:: Given request ::
Check every line below for the word "zamawiającym" and copy each one that has it.

:: Available records ::
##########
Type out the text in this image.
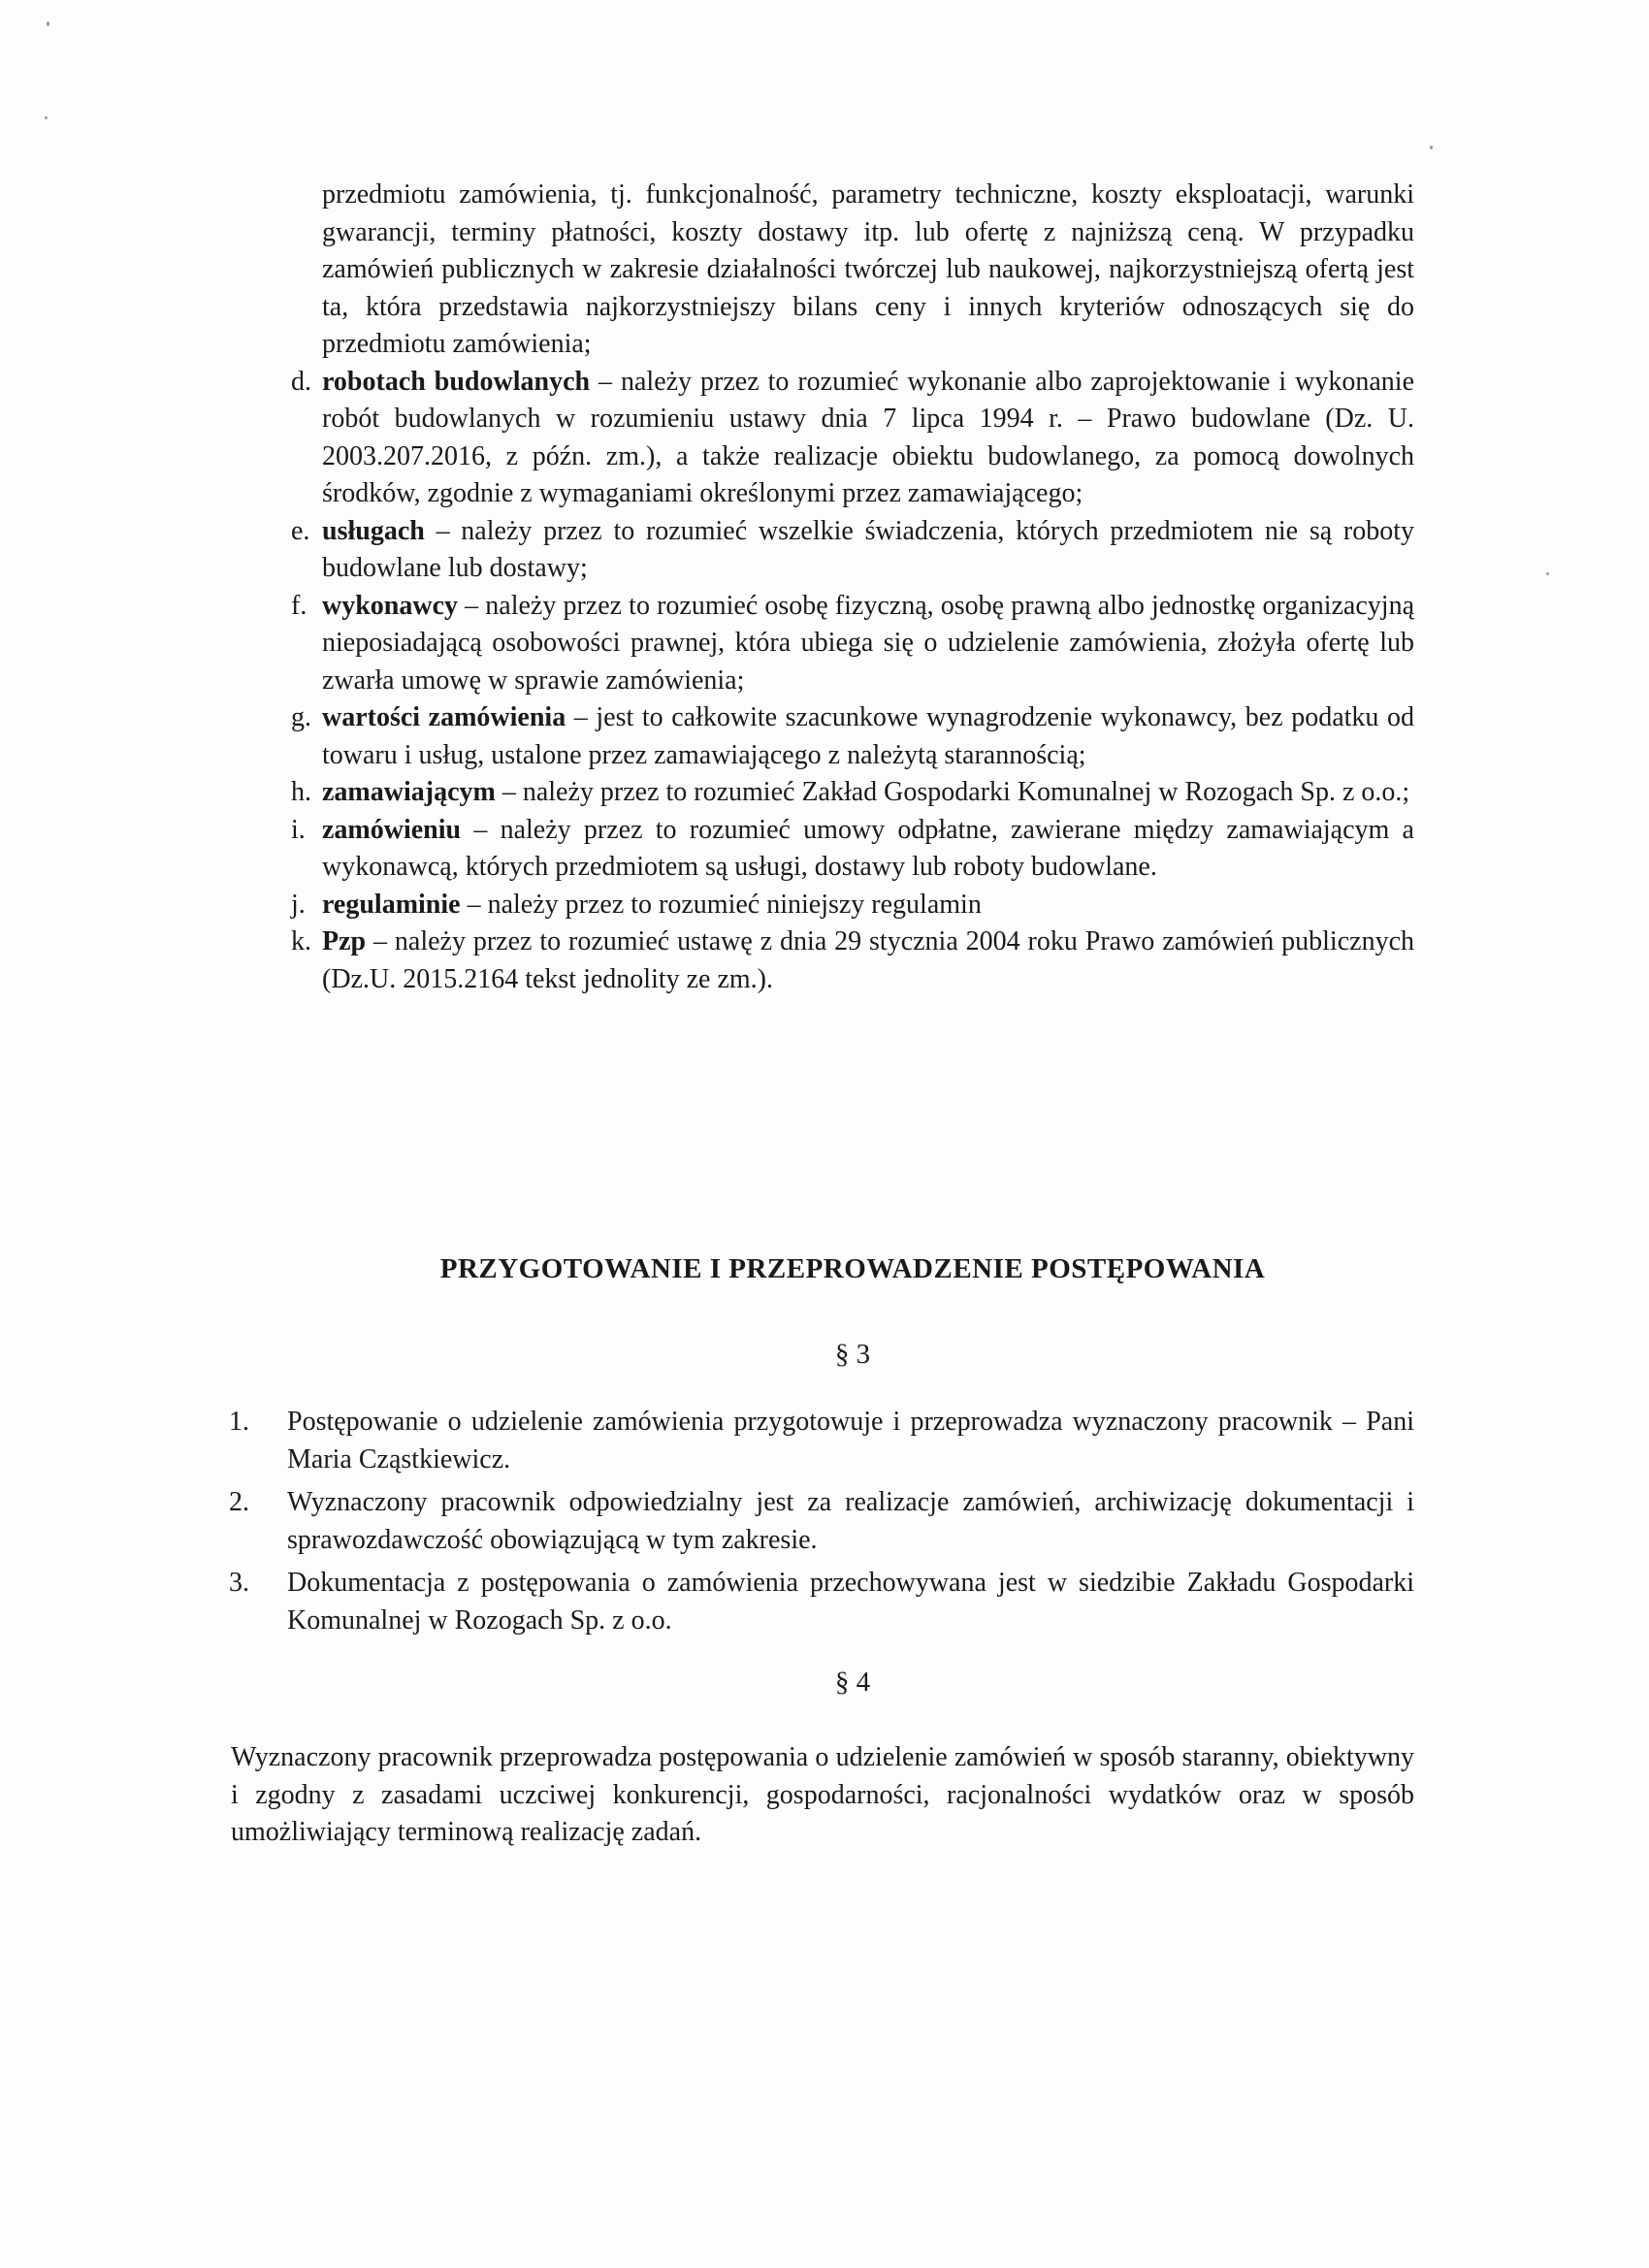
przedmiotu zamówienia, tj. funkcjonalność, parametry techniczne, koszty eksploatacji, warunki gwarancji, terminy płatności, koszty dostawy itp. lub ofertę z najniższą ceną. W przypadku zamówień publicznych w zakresie działalności twórczej lub naukowej, najkorzystniejszą ofertą jest ta, która przedstawia najkorzystniejszy bilans ceny i innych kryteriów odnoszących się do przedmiotu zamówienia;

d. robotach budowlanych – należy przez to rozumieć wykonanie albo zaprojektowanie i wykonanie robót budowlanych w rozumieniu ustawy dnia 7 lipca 1994 r. – Prawo budowlane (Dz. U. 2003.207.2016, z późn. zm.), a także realizacje obiektu budowlanego, za pomocą dowolnych środków, zgodnie z wymaganiami określonymi przez zamawiającego;
e. usługach – należy przez to rozumieć wszelkie świadczenia, których przedmiotem nie są roboty budowlane lub dostawy;
f. wykonawcy – należy przez to rozumieć osobę fizyczną, osobę prawną albo jednostkę organizacyjną nieposiadającą osobowości prawnej, która ubiega się o udzielenie zamówienia, złożyła ofertę lub zwarła umowę w sprawie zamówienia;
g. wartości zamówienia – jest to całkowite szacunkowe wynagrodzenie wykonawcy, bez podatku od towaru i usług, ustalone przez zamawiającego z należytą starannością;
h. zamawiającym – należy przez to rozumieć Zakład Gospodarki Komunalnej w Rozogach Sp. z o.o.;
i. zamówieniu – należy przez to rozumieć umowy odpłatne, zawierane między zamawiającym a wykonawcą, których przedmiotem są usługi, dostawy lub roboty budowlane.
j. regulaminie – należy przez to rozumieć niniejszy regulamin
k. Pzp – należy przez to rozumieć ustawę z dnia 29 stycznia 2004 roku Prawo zamówień publicznych (Dz.U. 2015.2164 tekst jednolity ze zm.).
PRZYGOTOWANIE I PRZEPROWADZENIE POSTĘPOWANIA

§ 3

1.	Postępowanie o udzielenie zamówienia przygotowuje i przeprowadza wyznaczony pracownik – Pani Maria Cząstkiewicz.
2.	Wyznaczony pracownik odpowiedzialny jest za realizacje zamówień, archiwizację dokumentacji i sprawozdawczość obowiązującą w tym zakresie.
3.	Dokumentacja z postępowania o zamówienia przechowywana jest w siedzibie Zakładu Gospodarki Komunalnej w Rozogach Sp. z o.o.

§ 4

Wyznaczony pracownik przeprowadza postępowania o udzielenie zamówień w sposób staranny, obiektywny i zgodny z zasadami uczciwej konkurencji, gospodarności, racjonalności wydatków oraz w sposób umożliwiający terminową realizację zadań.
##########
:: Response ::
h. zamawiającym – należy przez to rozumieć Zakład Gospodarki Komunalnej w Rozogach Sp. z o.o.;
i. zamówieniu – należy przez to rozumieć umowy odpłatne, zawierane między zamawiającym a wykonawcą, których przedmiotem są usługi, dostawy lub roboty budowlane.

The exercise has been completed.